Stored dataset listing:
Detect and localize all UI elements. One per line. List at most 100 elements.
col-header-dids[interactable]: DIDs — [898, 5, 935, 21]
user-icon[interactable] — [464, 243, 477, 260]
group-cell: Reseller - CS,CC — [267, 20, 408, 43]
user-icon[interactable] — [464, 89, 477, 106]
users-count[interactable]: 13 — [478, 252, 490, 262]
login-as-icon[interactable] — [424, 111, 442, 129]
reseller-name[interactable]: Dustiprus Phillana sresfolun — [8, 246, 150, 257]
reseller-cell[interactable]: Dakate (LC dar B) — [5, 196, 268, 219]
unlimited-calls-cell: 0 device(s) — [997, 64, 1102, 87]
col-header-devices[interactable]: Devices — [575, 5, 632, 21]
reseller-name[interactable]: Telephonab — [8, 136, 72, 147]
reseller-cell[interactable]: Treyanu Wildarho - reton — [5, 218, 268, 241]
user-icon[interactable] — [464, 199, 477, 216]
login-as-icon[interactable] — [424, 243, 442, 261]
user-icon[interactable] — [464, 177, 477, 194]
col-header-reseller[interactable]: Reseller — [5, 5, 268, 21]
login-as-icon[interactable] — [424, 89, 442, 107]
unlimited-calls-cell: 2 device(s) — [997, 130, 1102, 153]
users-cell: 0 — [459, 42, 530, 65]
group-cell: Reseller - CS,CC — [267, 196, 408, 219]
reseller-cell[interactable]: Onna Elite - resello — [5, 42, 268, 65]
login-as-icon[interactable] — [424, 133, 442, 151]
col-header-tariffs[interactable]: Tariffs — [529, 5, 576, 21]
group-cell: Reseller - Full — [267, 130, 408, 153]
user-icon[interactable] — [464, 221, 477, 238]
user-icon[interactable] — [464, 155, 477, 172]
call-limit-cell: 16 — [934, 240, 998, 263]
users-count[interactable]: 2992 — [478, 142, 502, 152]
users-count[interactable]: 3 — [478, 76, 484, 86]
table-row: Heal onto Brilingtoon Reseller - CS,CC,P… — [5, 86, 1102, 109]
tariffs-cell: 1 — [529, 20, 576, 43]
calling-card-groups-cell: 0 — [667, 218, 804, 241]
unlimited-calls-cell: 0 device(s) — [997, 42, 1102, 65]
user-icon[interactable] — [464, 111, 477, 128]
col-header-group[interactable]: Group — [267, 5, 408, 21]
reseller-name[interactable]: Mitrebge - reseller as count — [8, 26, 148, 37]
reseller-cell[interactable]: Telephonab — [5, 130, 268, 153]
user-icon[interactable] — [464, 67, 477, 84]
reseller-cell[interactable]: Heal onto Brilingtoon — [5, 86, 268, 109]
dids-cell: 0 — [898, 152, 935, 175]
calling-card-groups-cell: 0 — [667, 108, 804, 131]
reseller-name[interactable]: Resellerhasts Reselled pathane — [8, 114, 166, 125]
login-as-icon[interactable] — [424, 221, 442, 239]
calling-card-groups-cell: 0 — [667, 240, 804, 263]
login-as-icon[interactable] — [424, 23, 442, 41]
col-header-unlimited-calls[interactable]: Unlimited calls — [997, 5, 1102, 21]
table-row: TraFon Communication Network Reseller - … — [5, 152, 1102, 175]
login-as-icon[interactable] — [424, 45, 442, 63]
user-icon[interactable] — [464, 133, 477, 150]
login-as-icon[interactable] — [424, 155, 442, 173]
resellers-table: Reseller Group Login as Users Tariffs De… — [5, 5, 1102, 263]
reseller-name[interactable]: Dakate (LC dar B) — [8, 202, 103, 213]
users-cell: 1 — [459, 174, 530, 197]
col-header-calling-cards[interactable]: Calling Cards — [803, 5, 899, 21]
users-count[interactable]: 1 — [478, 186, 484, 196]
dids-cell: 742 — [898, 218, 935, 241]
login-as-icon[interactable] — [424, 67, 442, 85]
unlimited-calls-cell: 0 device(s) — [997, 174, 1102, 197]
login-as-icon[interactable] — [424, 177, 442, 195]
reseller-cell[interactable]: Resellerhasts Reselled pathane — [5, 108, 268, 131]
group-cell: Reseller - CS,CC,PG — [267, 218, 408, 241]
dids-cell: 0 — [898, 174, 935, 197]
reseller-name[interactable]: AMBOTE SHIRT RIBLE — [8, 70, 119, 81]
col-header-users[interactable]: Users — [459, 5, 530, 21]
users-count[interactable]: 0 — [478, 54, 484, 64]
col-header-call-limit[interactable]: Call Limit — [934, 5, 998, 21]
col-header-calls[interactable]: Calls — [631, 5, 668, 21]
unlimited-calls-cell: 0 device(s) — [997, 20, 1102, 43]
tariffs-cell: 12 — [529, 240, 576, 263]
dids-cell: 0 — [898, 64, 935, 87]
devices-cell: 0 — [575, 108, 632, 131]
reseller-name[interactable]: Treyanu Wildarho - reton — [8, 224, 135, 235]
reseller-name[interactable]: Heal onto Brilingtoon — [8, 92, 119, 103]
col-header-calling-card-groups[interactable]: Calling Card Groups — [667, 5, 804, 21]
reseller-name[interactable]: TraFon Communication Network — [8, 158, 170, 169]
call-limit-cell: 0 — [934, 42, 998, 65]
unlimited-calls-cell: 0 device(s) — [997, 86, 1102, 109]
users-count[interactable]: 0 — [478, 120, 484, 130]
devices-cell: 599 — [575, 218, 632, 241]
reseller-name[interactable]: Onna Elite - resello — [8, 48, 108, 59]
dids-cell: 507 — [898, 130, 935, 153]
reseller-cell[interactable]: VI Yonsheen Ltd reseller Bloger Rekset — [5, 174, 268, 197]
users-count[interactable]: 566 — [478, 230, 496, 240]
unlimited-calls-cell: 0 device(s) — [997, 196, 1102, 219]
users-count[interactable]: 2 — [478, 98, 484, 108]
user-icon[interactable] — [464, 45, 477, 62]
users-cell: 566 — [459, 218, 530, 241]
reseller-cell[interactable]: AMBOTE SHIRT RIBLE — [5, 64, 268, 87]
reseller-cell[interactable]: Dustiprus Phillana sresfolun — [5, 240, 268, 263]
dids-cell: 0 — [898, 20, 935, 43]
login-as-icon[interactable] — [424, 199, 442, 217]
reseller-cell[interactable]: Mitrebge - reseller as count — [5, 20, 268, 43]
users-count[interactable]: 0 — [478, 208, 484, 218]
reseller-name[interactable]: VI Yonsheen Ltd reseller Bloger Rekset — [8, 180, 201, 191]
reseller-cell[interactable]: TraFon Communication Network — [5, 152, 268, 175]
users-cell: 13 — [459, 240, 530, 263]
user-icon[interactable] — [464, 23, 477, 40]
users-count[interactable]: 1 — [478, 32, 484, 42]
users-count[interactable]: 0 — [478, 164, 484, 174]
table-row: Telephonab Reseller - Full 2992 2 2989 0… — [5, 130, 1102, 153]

▶ [WHAT YOU HAVE TO DO]:
Reproduce every line of the listing above word for word.

▶ [RESPONSE]:
Detect and localize all UI elements. One per line. List at most 100 elements.
col-header-dids[interactable]: DIDs — [898, 5, 935, 21]
user-icon[interactable] — [464, 243, 477, 260]
group-cell: Reseller - CS,CC — [267, 20, 408, 43]
user-icon[interactable] — [464, 89, 477, 106]
users-count[interactable]: 13 — [478, 252, 490, 262]
login-as-icon[interactable] — [424, 111, 442, 129]
reseller-name[interactable]: Dustiprus Phillana sresfolun — [8, 246, 150, 257]
reseller-cell[interactable]: Dakate (LC dar B) — [5, 196, 268, 219]
unlimited-calls-cell: 0 device(s) — [997, 64, 1102, 87]
col-header-devices[interactable]: Devices — [575, 5, 632, 21]
reseller-name[interactable]: Telephonab — [8, 136, 72, 147]
reseller-cell[interactable]: Treyanu Wildarho - reton — [5, 218, 268, 241]
user-icon[interactable] — [464, 199, 477, 216]
login-as-icon[interactable] — [424, 243, 442, 261]
user-icon[interactable] — [464, 177, 477, 194]
col-header-reseller[interactable]: Reseller — [5, 5, 268, 21]
login-as-icon[interactable] — [424, 89, 442, 107]
unlimited-calls-cell: 2 device(s) — [997, 130, 1102, 153]
users-cell: 0 — [459, 42, 530, 65]
group-cell: Reseller - CS,CC — [267, 196, 408, 219]
reseller-cell[interactable]: Onna Elite - resello — [5, 42, 268, 65]
login-as-icon[interactable] — [424, 133, 442, 151]
col-header-tariffs[interactable]: Tariffs — [529, 5, 576, 21]
group-cell: Reseller - Full — [267, 130, 408, 153]
user-icon[interactable] — [464, 221, 477, 238]
user-icon[interactable] — [464, 155, 477, 172]
call-limit-cell: 16 — [934, 240, 998, 263]
users-count[interactable]: 2992 — [478, 142, 502, 152]
users-count[interactable]: 3 — [478, 76, 484, 86]
table-row: Heal onto Brilingtoon Reseller - CS,CC,P… — [5, 86, 1102, 109]
tariffs-cell: 1 — [529, 20, 576, 43]
calling-card-groups-cell: 0 — [667, 218, 804, 241]
unlimited-calls-cell: 0 device(s) — [997, 42, 1102, 65]
user-icon[interactable] — [464, 111, 477, 128]
col-header-group[interactable]: Group — [267, 5, 408, 21]
reseller-name[interactable]: Mitrebge - reseller as count — [8, 26, 148, 37]
reseller-cell[interactable]: Telephonab — [5, 130, 268, 153]
user-icon[interactable] — [464, 67, 477, 84]
reseller-cell[interactable]: Heal onto Brilingtoon — [5, 86, 268, 109]
dids-cell: 0 — [898, 152, 935, 175]
calling-card-groups-cell: 0 — [667, 108, 804, 131]
reseller-name[interactable]: Resellerhasts Reselled pathane — [8, 114, 166, 125]
login-as-icon[interactable] — [424, 221, 442, 239]
calling-card-groups-cell: 0 — [667, 240, 804, 263]
login-as-icon[interactable] — [424, 23, 442, 41]
col-header-unlimited-calls[interactable]: Unlimited calls — [997, 5, 1102, 21]
table-row: TraFon Communication Network Reseller - … — [5, 152, 1102, 175]
login-as-icon[interactable] — [424, 45, 442, 63]
user-icon[interactable] — [464, 133, 477, 150]
login-as-icon[interactable] — [424, 155, 442, 173]
resellers-table: Reseller Group Login as Users Tariffs De… — [5, 5, 1102, 263]
reseller-name[interactable]: Dakate (LC dar B) — [8, 202, 103, 213]
users-cell: 1 — [459, 174, 530, 197]
col-header-calling-cards[interactable]: Calling Cards — [803, 5, 899, 21]
users-count[interactable]: 1 — [478, 186, 484, 196]
dids-cell: 742 — [898, 218, 935, 241]
login-as-icon[interactable] — [424, 67, 442, 85]
unlimited-calls-cell: 0 device(s) — [997, 174, 1102, 197]
login-as-icon[interactable] — [424, 177, 442, 195]
reseller-cell[interactable]: Resellerhasts Reselled pathane — [5, 108, 268, 131]
group-cell: Reseller - CS,CC,PG — [267, 218, 408, 241]
dids-cell: 0 — [898, 174, 935, 197]
reseller-name[interactable]: AMBOTE SHIRT RIBLE — [8, 70, 119, 81]
col-header-users[interactable]: Users — [459, 5, 530, 21]
users-count[interactable]: 0 — [478, 54, 484, 64]
col-header-call-limit[interactable]: Call Limit — [934, 5, 998, 21]
col-header-calls[interactable]: Calls — [631, 5, 668, 21]
unlimited-calls-cell: 0 device(s) — [997, 20, 1102, 43]
tariffs-cell: 12 — [529, 240, 576, 263]
dids-cell: 0 — [898, 64, 935, 87]
devices-cell: 0 — [575, 108, 632, 131]
reseller-name[interactable]: Treyanu Wildarho - reton — [8, 224, 135, 235]
reseller-name[interactable]: Heal onto Brilingtoon — [8, 92, 119, 103]
col-header-calling-card-groups[interactable]: Calling Card Groups — [667, 5, 804, 21]
reseller-name[interactable]: TraFon Communication Network — [8, 158, 170, 169]
call-limit-cell: 0 — [934, 42, 998, 65]
unlimited-calls-cell: 0 device(s) — [997, 86, 1102, 109]
users-count[interactable]: 0 — [478, 120, 484, 130]
devices-cell: 599 — [575, 218, 632, 241]
reseller-name[interactable]: Onna Elite - resello — [8, 48, 108, 59]
dids-cell: 507 — [898, 130, 935, 153]
reseller-cell[interactable]: VI Yonsheen Ltd reseller Bloger Rekset — [5, 174, 268, 197]
users-count[interactable]: 566 — [478, 230, 496, 240]
unlimited-calls-cell: 0 device(s) — [997, 196, 1102, 219]
users-count[interactable]: 2 — [478, 98, 484, 108]
user-icon[interactable] — [464, 45, 477, 62]
users-cell: 566 — [459, 218, 530, 241]
reseller-cell[interactable]: AMBOTE SHIRT RIBLE — [5, 64, 268, 87]
reseller-cell[interactable]: Dustiprus Phillana sresfolun — [5, 240, 268, 263]
dids-cell: 0 — [898, 20, 935, 43]
login-as-icon[interactable] — [424, 199, 442, 217]
reseller-cell[interactable]: Mitrebge - reseller as count — [5, 20, 268, 43]
users-count[interactable]: 0 — [478, 208, 484, 218]
reseller-name[interactable]: VI Yonsheen Ltd reseller Bloger Rekset — [8, 180, 201, 191]
reseller-cell[interactable]: TraFon Communication Network — [5, 152, 268, 175]
users-cell: 13 — [459, 240, 530, 263]
user-icon[interactable] — [464, 23, 477, 40]
users-count[interactable]: 1 — [478, 32, 484, 42]
users-count[interactable]: 0 — [478, 164, 484, 174]
table-row: Telephonab Reseller - Full 2992 2 2989 0… — [5, 130, 1102, 153]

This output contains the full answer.